* [Your objective] Copy the lines of the records below verbatim, starting at the line that contains "chart-bar-value: 28.0%: [980, 380, 1026, 398]" and ending at the line that contains "logo-dot: [27, 588, 32, 593]", with both of those lines included.

* [Excerpted records]
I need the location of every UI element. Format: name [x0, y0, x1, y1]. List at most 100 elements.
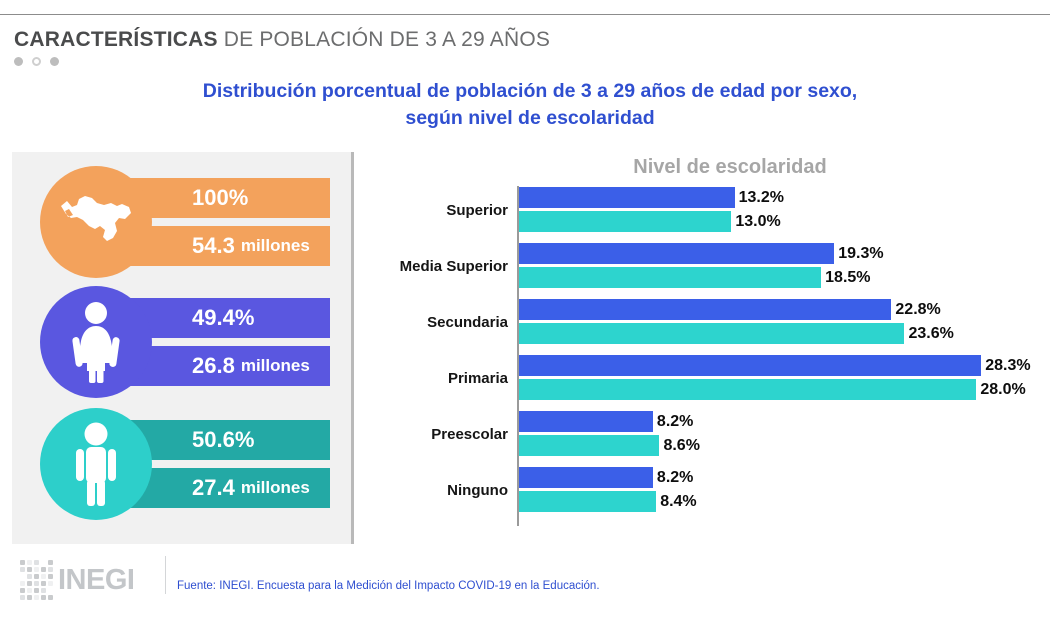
chart-bar-value: 28.0%: [980, 380, 1026, 398]
stat-amount-female: 26.8: [192, 353, 235, 378]
chart-bar-mujeres[interactable]: 19.3%: [519, 243, 884, 264]
chart-group: Secundaria 22.8% 23.6%: [390, 298, 1040, 346]
page-title: Distribución porcentual de población de …: [150, 78, 910, 132]
bar-chart: Superior 13.2% 13.0% Media Superior 19.3% 18.…: [390, 186, 1040, 531]
header-strong-text: CARACTERÍSTICAS: [14, 28, 218, 51]
male-figure-icon: [40, 408, 152, 520]
logo-dot: [48, 581, 53, 586]
chart-group: Primaria 28.3% 28.0%: [390, 354, 1040, 402]
logo-dot: [48, 588, 53, 593]
top-divider: [0, 14, 1050, 15]
stat-unit-total: millones: [240, 236, 310, 255]
chart-group: Preescolar 8.2% 8.6%: [390, 410, 1040, 458]
logo-dot: [20, 574, 25, 579]
chart-bar-hombres[interactable]: 23.6%: [519, 323, 954, 344]
logo-dot: [34, 560, 39, 565]
inegi-logo-mark-icon: [20, 560, 53, 600]
logo-dot: [27, 567, 32, 572]
mexico-map-icon: [40, 166, 152, 278]
chart-category-label: Superior: [446, 201, 508, 219]
chart-bar-mujeres[interactable]: 13.2%: [519, 187, 784, 208]
logo-dot: [27, 595, 32, 600]
stat-card-male: 50.6% 27.4 millones: [40, 408, 330, 520]
chart-group: Media Superior 19.3% 18.5%: [390, 242, 1040, 290]
page-footer: INEGI Fuente: INEGI. Encuesta para la Me…: [0, 556, 1050, 620]
chart-bar-hombres[interactable]: 18.5%: [519, 267, 871, 288]
chart-category-label: Primaria: [447, 369, 508, 387]
logo-dot: [27, 581, 32, 586]
chart-bar-hombres[interactable]: 8.6%: [519, 435, 700, 456]
logo-dot: [34, 595, 39, 600]
stat-percent-total: 100%: [192, 185, 249, 210]
indicator-dot-2[interactable]: [32, 57, 41, 66]
chart-bar-mujeres[interactable]: 8.2%: [519, 411, 693, 432]
chart-axis: [517, 186, 519, 526]
chart-bar-value: 13.0%: [735, 212, 781, 230]
chart-bar-mujeres[interactable]: 8.2%: [519, 467, 693, 488]
logo-dot: [34, 581, 39, 586]
chart-category-label: Preescolar: [431, 425, 508, 443]
chart-category-label: Media Superior: [399, 257, 508, 275]
logo-dot: [27, 588, 32, 593]
inegi-logo-text: INEGI: [58, 563, 135, 596]
female-figure-icon: [40, 286, 152, 398]
stats-panel: 100% 54.3 millones 49.4% 26.8: [12, 152, 352, 544]
logo-dot: [41, 560, 46, 565]
panel-divider: [351, 152, 354, 544]
chart-bar-value: 8.6%: [663, 436, 700, 454]
slide-indicator-dots: [14, 57, 59, 66]
source-note: Fuente: INEGI. Encuesta para la Medición…: [177, 580, 600, 592]
stat-amount-male: 27.4: [192, 475, 235, 500]
chart-bar-value: 28.3%: [985, 356, 1031, 374]
logo-dot: [20, 588, 25, 593]
logo-dot: [41, 588, 46, 593]
logo-dot: [48, 560, 53, 565]
chart-bar-hombres[interactable]: 13.0%: [519, 211, 781, 232]
chart-bar-value: 8.4%: [660, 492, 697, 510]
chart-bar-value: 8.2%: [656, 412, 694, 430]
logo-dot: [41, 595, 46, 600]
logo-dot: [41, 581, 46, 586]
chart-bar-value: 19.3%: [838, 244, 884, 262]
logo-dot: [27, 560, 32, 565]
logo-dot: [20, 595, 25, 600]
logo-dot: [20, 581, 25, 586]
footer-divider: [165, 556, 166, 594]
chart-heading: Nivel de escolaridad: [633, 156, 827, 178]
logo-dot: [27, 574, 32, 579]
logo-dot: [48, 595, 53, 600]
logo-dot: [48, 574, 53, 579]
stat-amount-total: 54.3: [192, 233, 235, 258]
chart-bar-value: 23.6%: [908, 324, 954, 342]
chart-group: Ninguno 8.2% 8.4%: [390, 466, 1040, 514]
logo-dot: [20, 560, 25, 565]
stat-card-total: 100% 54.3 millones: [40, 166, 330, 278]
stat-unit-male: millones: [240, 478, 310, 497]
indicator-dot-3[interactable]: [50, 57, 59, 66]
chart-bar-mujeres[interactable]: 22.8%: [519, 299, 941, 320]
logo-dot: [34, 574, 39, 579]
chart-category-label: Ninguno: [447, 481, 508, 499]
indicator-dot-1[interactable]: [14, 57, 23, 66]
chart-bar-value: 13.2%: [738, 188, 784, 206]
chart-bar-value: 8.2%: [656, 468, 694, 486]
chart-bar-value: 18.5%: [825, 268, 871, 286]
stat-unit-female: millones: [240, 356, 310, 375]
logo-dot: [20, 567, 25, 572]
chart-bar-hombres[interactable]: 8.4%: [519, 491, 697, 512]
stat-percent-male: 50.6%: [192, 427, 255, 452]
logo-dot: [34, 567, 39, 572]
inegi-logo: INEGI: [20, 560, 135, 600]
chart-bar-hombres[interactable]: 28.0%: [519, 379, 1026, 400]
page-header: CARACTERÍSTICAS DE POBLACIÓN DE 3 A 29 A…: [14, 28, 550, 52]
logo-dot: [34, 588, 39, 593]
logo-dot: [41, 567, 46, 572]
stat-percent-female: 49.4%: [192, 305, 255, 330]
page-title-line1: Distribución porcentual de población de …: [202, 80, 858, 102]
chart-bar-value: 22.8%: [895, 300, 941, 318]
stat-card-female: 49.4% 26.8 millones: [40, 286, 330, 398]
logo-dot: [48, 567, 53, 572]
logo-dot: [41, 574, 46, 579]
chart-bar-mujeres[interactable]: 28.3%: [519, 355, 1031, 376]
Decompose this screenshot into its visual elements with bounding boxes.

* [Written solution]
chart-bar-value: 28.0%: [980, 380, 1026, 398]
stat-amount-female: 26.8: [192, 353, 235, 378]
chart-bar-mujeres[interactable]: 19.3%: [519, 243, 884, 264]
chart-group: Secundaria 22.8% 23.6%: [390, 298, 1040, 346]
page-title: Distribución porcentual de población de …: [150, 78, 910, 132]
bar-chart: Superior 13.2% 13.0% Media Superior 19.3% 18.…: [390, 186, 1040, 531]
header-strong-text: CARACTERÍSTICAS: [14, 28, 218, 51]
male-figure-icon: [40, 408, 152, 520]
logo-dot: [48, 581, 53, 586]
chart-group: Primaria 28.3% 28.0%: [390, 354, 1040, 402]
logo-dot: [48, 588, 53, 593]
top-divider: [0, 14, 1050, 15]
stat-unit-total: millones: [240, 236, 310, 255]
chart-group: Preescolar 8.2% 8.6%: [390, 410, 1040, 458]
logo-dot: [20, 574, 25, 579]
chart-bar-hombres[interactable]: 23.6%: [519, 323, 954, 344]
logo-dot: [34, 560, 39, 565]
inegi-logo-mark-icon: [20, 560, 53, 600]
logo-dot: [27, 567, 32, 572]
mexico-map-icon: [40, 166, 152, 278]
chart-category-label: Superior: [446, 201, 508, 219]
chart-bar-mujeres[interactable]: 13.2%: [519, 187, 784, 208]
logo-dot: [27, 595, 32, 600]
stat-card-male: 50.6% 27.4 millones: [40, 408, 330, 520]
chart-group: Media Superior 19.3% 18.5%: [390, 242, 1040, 290]
page-footer: INEGI Fuente: INEGI. Encuesta para la Me…: [0, 556, 1050, 620]
chart-bar-hombres[interactable]: 18.5%: [519, 267, 871, 288]
chart-category-label: Primaria: [447, 369, 508, 387]
logo-dot: [27, 581, 32, 586]
chart-bar-hombres[interactable]: 8.6%: [519, 435, 700, 456]
logo-dot: [34, 595, 39, 600]
stat-percent-total: 100%: [192, 185, 249, 210]
indicator-dot-2[interactable]: [32, 57, 41, 66]
chart-bar-mujeres[interactable]: 8.2%: [519, 411, 693, 432]
chart-axis: [517, 186, 519, 526]
chart-bar-value: 13.0%: [735, 212, 781, 230]
chart-bar-mujeres[interactable]: 8.2%: [519, 467, 693, 488]
logo-dot: [34, 581, 39, 586]
chart-category-label: Preescolar: [431, 425, 508, 443]
chart-category-label: Media Superior: [399, 257, 508, 275]
logo-dot: [27, 588, 32, 593]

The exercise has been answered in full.